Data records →
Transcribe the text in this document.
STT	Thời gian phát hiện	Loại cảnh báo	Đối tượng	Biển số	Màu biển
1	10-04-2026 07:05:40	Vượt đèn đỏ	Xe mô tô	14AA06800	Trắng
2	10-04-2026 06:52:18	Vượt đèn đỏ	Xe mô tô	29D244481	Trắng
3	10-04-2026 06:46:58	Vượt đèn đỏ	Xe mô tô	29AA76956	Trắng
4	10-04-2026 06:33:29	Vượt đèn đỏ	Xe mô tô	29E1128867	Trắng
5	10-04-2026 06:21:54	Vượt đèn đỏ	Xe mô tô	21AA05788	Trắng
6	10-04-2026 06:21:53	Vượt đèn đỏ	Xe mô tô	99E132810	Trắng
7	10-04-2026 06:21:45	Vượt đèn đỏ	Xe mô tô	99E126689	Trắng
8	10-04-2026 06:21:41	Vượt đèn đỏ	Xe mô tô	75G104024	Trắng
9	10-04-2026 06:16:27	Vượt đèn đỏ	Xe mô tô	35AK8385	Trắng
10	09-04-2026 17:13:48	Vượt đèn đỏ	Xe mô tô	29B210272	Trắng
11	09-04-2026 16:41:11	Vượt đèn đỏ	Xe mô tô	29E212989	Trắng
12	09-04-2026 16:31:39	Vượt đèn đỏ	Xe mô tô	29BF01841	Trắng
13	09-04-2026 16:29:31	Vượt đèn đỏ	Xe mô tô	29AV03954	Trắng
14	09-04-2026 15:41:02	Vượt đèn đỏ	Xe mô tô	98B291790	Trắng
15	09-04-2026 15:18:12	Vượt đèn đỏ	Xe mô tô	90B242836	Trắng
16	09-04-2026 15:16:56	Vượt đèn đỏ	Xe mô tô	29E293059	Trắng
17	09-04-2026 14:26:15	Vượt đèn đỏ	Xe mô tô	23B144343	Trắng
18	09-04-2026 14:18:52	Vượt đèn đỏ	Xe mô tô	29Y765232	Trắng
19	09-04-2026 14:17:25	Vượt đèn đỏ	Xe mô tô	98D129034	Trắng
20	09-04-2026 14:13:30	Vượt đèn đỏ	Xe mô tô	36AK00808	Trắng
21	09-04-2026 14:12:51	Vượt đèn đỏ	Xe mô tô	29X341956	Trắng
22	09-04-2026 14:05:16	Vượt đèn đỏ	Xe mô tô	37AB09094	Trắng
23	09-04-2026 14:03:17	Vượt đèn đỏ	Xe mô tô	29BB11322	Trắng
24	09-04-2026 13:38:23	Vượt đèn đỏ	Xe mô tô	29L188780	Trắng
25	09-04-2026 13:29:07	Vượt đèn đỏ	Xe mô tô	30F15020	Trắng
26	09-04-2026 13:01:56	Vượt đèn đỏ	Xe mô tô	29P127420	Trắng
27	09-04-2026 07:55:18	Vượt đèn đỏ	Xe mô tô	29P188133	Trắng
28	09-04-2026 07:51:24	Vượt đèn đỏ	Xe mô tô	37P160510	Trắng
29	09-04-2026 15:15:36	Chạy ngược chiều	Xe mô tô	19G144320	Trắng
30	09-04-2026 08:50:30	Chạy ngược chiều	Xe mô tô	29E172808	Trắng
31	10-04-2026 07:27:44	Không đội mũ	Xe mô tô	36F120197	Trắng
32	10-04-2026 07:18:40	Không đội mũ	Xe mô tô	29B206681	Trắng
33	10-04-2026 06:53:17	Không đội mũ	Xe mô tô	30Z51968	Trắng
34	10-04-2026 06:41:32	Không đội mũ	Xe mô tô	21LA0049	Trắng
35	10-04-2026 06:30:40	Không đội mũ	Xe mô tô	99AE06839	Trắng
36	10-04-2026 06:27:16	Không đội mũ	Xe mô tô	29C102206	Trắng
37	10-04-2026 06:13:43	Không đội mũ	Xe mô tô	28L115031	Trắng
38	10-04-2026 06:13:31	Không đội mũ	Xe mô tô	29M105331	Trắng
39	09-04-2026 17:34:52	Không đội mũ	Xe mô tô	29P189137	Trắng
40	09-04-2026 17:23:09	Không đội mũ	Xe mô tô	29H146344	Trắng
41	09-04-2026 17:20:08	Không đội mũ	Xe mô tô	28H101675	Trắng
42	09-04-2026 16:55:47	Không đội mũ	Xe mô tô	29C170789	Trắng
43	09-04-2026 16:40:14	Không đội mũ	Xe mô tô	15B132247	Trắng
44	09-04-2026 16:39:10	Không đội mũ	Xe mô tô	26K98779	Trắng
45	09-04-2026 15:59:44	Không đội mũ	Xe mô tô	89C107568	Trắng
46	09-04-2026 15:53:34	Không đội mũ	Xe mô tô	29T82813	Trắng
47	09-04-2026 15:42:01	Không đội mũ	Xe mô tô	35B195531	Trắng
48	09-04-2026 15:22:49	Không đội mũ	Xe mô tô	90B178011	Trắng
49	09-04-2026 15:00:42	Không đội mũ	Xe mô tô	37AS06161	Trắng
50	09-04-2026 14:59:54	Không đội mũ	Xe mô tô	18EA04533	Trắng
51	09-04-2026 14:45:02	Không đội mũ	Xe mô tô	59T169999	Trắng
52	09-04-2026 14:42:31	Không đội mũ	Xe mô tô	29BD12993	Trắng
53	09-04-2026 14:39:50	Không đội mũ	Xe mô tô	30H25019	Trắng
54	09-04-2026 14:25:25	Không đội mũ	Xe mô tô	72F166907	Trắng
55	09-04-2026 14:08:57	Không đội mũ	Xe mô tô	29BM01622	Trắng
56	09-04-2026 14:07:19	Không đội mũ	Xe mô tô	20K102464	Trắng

WHAT IS EXPECTED →
Exact output of every entry is required.

RESPONSE TO THE TASK →
Transcribe the text in this document.
STT	Thời gian phát hiện	Loại cảnh báo	Đối tượng	Biển số	Màu biển
1	10-04-2026 07:05:40	Vượt đèn đỏ	Xe mô tô	14AA06800	Trắng
2	10-04-2026 06:52:18	Vượt đèn đỏ	Xe mô tô	29D244481	Trắng
3	10-04-2026 06:46:58	Vượt đèn đỏ	Xe mô tô	29AA76956	Trắng
4	10-04-2026 06:33:29	Vượt đèn đỏ	Xe mô tô	29E1128867	Trắng
5	10-04-2026 06:21:54	Vượt đèn đỏ	Xe mô tô	21AA05788	Trắng
6	10-04-2026 06:21:53	Vượt đèn đỏ	Xe mô tô	99E132810	Trắng
7	10-04-2026 06:21:45	Vượt đèn đỏ	Xe mô tô	99E126689	Trắng
8	10-04-2026 06:21:41	Vượt đèn đỏ	Xe mô tô	75G104024	Trắng
9	10-04-2026 06:16:27	Vượt đèn đỏ	Xe mô tô	35AK8385	Trắng
10	09-04-2026 17:13:48	Vượt đèn đỏ	Xe mô tô	29B210272	Trắng
11	09-04-2026 16:41:11	Vượt đèn đỏ	Xe mô tô	29E212989	Trắng
12	09-04-2026 16:31:39	Vượt đèn đỏ	Xe mô tô	29BF01841	Trắng
13	09-04-2026 16:29:31	Vượt đèn đỏ	Xe mô tô	29AV03954	Trắng
14	09-04-2026 15:41:02	Vượt đèn đỏ	Xe mô tô	98B291790	Trắng
15	09-04-2026 15:18:12	Vượt đèn đỏ	Xe mô tô	90B242836	Trắng
16	09-04-2026 15:16:56	Vượt đèn đỏ	Xe mô tô	29E293059	Trắng
17	09-04-2026 14:26:15	Vượt đèn đỏ	Xe mô tô	23B144343	Trắng
18	09-04-2026 14:18:52	Vượt đèn đỏ	Xe mô tô	29Y765232	Trắng
19	09-04-2026 14:17:25	Vượt đèn đỏ	Xe mô tô	98D129034	Trắng
20	09-04-2026 14:13:30	Vượt đèn đỏ	Xe mô tô	36AK00808	Trắng
21	09-04-2026 14:12:51	Vượt đèn đỏ	Xe mô tô	29X341956	Trắng
22	09-04-2026 14:05:16	Vượt đèn đỏ	Xe mô tô	37AB09094	Trắng
23	09-04-2026 14:03:17	Vượt đèn đỏ	Xe mô tô	29BB11322	Trắng
24	09-04-2026 13:38:23	Vượt đèn đỏ	Xe mô tô	29L188780	Trắng
25	09-04-2026 13:29:07	Vượt đèn đỏ	Xe mô tô	30F15020	Trắng
26	09-04-2026 13:01:56	Vượt đèn đỏ	Xe mô tô	29P127420	Trắng
27	09-04-2026 07:55:18	Vượt đèn đỏ	Xe mô tô	29P188133	Trắng
28	09-04-2026 07:51:24	Vượt đèn đỏ	Xe mô tô	37P160510	Trắng
29	09-04-2026 15:15:36	Chạy ngược chiều	Xe mô tô	19G144320	Trắng
30	09-04-2026 08:50:30	Chạy ngược chiều	Xe mô tô	29E172808	Trắng
31	10-04-2026 07:27:44	Không đội mũ	Xe mô tô	36F120197	Trắng
32	10-04-2026 07:18:40	Không đội mũ	Xe mô tô	29B206681	Trắng
33	10-04-2026 06:53:17	Không đội mũ	Xe mô tô	30Z51968	Trắng
34	10-04-2026 06:41:32	Không đội mũ	Xe mô tô	21LA0049	Trắng
35	10-04-2026 06:30:40	Không đội mũ	Xe mô tô	99AE06839	Trắng
36	10-04-2026 06:27:16	Không đội mũ	Xe mô tô	29C102206	Trắng
37	10-04-2026 06:13:43	Không đội mũ	Xe mô tô	28L115031	Trắng
38	10-04-2026 06:13:31	Không đội mũ	Xe mô tô	29M105331	Trắng
39	09-04-2026 17:34:52	Không đội mũ	Xe mô tô	29P189137	Trắng
40	09-04-2026 17:23:09	Không đội mũ	Xe mô tô	29H146344	Trắng
41	09-04-2026 17:20:08	Không đội mũ	Xe mô tô	28H101675	Trắng
42	09-04-2026 16:55:47	Không đội mũ	Xe mô tô	29C170789	Trắng
43	09-04-2026 16:40:14	Không đội mũ	Xe mô tô	15B132247	Trắng
44	09-04-2026 16:39:10	Không đội mũ	Xe mô tô	26K98779	Trắng
45	09-04-2026 15:59:44	Không đội mũ	Xe mô tô	89C107568	Trắng
46	09-04-2026 15:53:34	Không đội mũ	Xe mô tô	29T82813	Trắng
47	09-04-2026 15:42:01	Không đội mũ	Xe mô tô	35B195531	Trắng
48	09-04-2026 15:22:49	Không đội mũ	Xe mô tô	90B178011	Trắng
49	09-04-2026 15:00:42	Không đội mũ	Xe mô tô	37AS06161	Trắng
50	09-04-2026 14:59:54	Không đội mũ	Xe mô tô	18EA04533	Trắng
51	09-04-2026 14:45:02	Không đội mũ	Xe mô tô	59T169999	Trắng
52	09-04-2026 14:42:31	Không đội mũ	Xe mô tô	29BD12993	Trắng
53	09-04-2026 14:39:50	Không đội mũ	Xe mô tô	30H25019	Trắng
54	09-04-2026 14:25:25	Không đội mũ	Xe mô tô	72F166907	Trắng
55	09-04-2026 14:08:57	Không đội mũ	Xe mô tô	29BM01622	Trắng
56	09-04-2026 14:07:19	Không đội mũ	Xe mô tô	20K102464	Trắng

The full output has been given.